**Supplied information**:

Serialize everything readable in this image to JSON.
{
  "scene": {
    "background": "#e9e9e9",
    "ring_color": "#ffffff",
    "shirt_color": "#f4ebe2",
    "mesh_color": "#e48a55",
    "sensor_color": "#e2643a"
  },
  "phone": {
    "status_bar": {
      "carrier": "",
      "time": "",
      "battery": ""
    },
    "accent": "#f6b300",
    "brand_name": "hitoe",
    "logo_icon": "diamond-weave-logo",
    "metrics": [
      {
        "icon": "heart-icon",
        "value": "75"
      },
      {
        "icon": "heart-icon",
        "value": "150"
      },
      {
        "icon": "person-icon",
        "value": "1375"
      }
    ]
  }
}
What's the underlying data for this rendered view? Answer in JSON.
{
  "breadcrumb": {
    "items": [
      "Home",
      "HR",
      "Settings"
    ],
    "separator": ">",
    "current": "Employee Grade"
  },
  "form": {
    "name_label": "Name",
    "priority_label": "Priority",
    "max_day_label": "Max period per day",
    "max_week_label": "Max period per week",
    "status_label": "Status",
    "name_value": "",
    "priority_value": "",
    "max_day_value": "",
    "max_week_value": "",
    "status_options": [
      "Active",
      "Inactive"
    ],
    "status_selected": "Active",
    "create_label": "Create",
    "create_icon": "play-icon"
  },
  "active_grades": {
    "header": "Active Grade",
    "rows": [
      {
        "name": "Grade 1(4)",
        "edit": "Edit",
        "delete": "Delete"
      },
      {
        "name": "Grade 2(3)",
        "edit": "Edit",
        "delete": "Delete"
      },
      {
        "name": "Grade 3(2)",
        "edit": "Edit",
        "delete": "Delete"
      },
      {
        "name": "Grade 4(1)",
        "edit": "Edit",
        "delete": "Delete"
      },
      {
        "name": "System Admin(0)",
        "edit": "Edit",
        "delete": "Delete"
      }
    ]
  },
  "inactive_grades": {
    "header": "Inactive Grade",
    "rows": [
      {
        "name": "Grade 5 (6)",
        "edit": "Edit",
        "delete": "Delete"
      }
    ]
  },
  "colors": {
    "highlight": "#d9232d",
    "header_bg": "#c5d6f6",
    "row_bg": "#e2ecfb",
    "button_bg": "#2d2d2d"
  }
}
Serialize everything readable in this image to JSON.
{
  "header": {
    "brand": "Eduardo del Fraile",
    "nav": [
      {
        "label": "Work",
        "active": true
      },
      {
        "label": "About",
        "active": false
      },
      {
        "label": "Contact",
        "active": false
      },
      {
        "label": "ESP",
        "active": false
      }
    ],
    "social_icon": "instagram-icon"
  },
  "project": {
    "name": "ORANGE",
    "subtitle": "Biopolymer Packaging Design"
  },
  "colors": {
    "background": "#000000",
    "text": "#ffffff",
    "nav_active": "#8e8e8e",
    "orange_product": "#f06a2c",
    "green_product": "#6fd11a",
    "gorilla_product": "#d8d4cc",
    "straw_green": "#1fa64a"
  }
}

**Given instruction**: Repeat all of the records above exactly as they appear.

**Output of the exercise**:
Serialize everything readable in this image to JSON.
{
  "scene": {
    "background": "#e9e9e9",
    "ring_color": "#ffffff",
    "shirt_color": "#f4ebe2",
    "mesh_color": "#e48a55",
    "sensor_color": "#e2643a"
  },
  "phone": {
    "status_bar": {
      "carrier": "",
      "time": "",
      "battery": ""
    },
    "accent": "#f6b300",
    "brand_name": "hitoe",
    "logo_icon": "diamond-weave-logo",
    "metrics": [
      {
        "icon": "heart-icon",
        "value": "75"
      },
      {
        "icon": "heart-icon",
        "value": "150"
      },
      {
        "icon": "person-icon",
        "value": "1375"
      }
    ]
  }
}
What's the underlying data for this rendered view? Answer in JSON.
{
  "breadcrumb": {
    "items": [
      "Home",
      "HR",
      "Settings"
    ],
    "separator": ">",
    "current": "Employee Grade"
  },
  "form": {
    "name_label": "Name",
    "priority_label": "Priority",
    "max_day_label": "Max period per day",
    "max_week_label": "Max period per week",
    "status_label": "Status",
    "name_value": "",
    "priority_value": "",
    "max_day_value": "",
    "max_week_value": "",
    "status_options": [
      "Active",
      "Inactive"
    ],
    "status_selected": "Active",
    "create_label": "Create",
    "create_icon": "play-icon"
  },
  "active_grades": {
    "header": "Active Grade",
    "rows": [
      {
        "name": "Grade 1(4)",
        "edit": "Edit",
        "delete": "Delete"
      },
      {
        "name": "Grade 2(3)",
        "edit": "Edit",
        "delete": "Delete"
      },
      {
        "name": "Grade 3(2)",
        "edit": "Edit",
        "delete": "Delete"
      },
      {
        "name": "Grade 4(1)",
        "edit": "Edit",
        "delete": "Delete"
      },
      {
        "name": "System Admin(0)",
        "edit": "Edit",
        "delete": "Delete"
      }
    ]
  },
  "inactive_grades": {
    "header": "Inactive Grade",
    "rows": [
      {
        "name": "Grade 5 (6)",
        "edit": "Edit",
        "delete": "Delete"
      }
    ]
  },
  "colors": {
    "highlight": "#d9232d",
    "header_bg": "#c5d6f6",
    "row_bg": "#e2ecfb",
    "button_bg": "#2d2d2d"
  }
}
Serialize everything readable in this image to JSON.
{
  "header": {
    "brand": "Eduardo del Fraile",
    "nav": [
      {
        "label": "Work",
        "active": true
      },
      {
        "label": "About",
        "active": false
      },
      {
        "label": "Contact",
        "active": false
      },
      {
        "label": "ESP",
        "active": false
      }
    ],
    "social_icon": "instagram-icon"
  },
  "project": {
    "name": "ORANGE",
    "subtitle": "Biopolymer Packaging Design"
  },
  "colors": {
    "background": "#000000",
    "text": "#ffffff",
    "nav_active": "#8e8e8e",
    "orange_product": "#f06a2c",
    "green_product": "#6fd11a",
    "gorilla_product": "#d8d4cc",
    "straw_green": "#1fa64a"
  }
}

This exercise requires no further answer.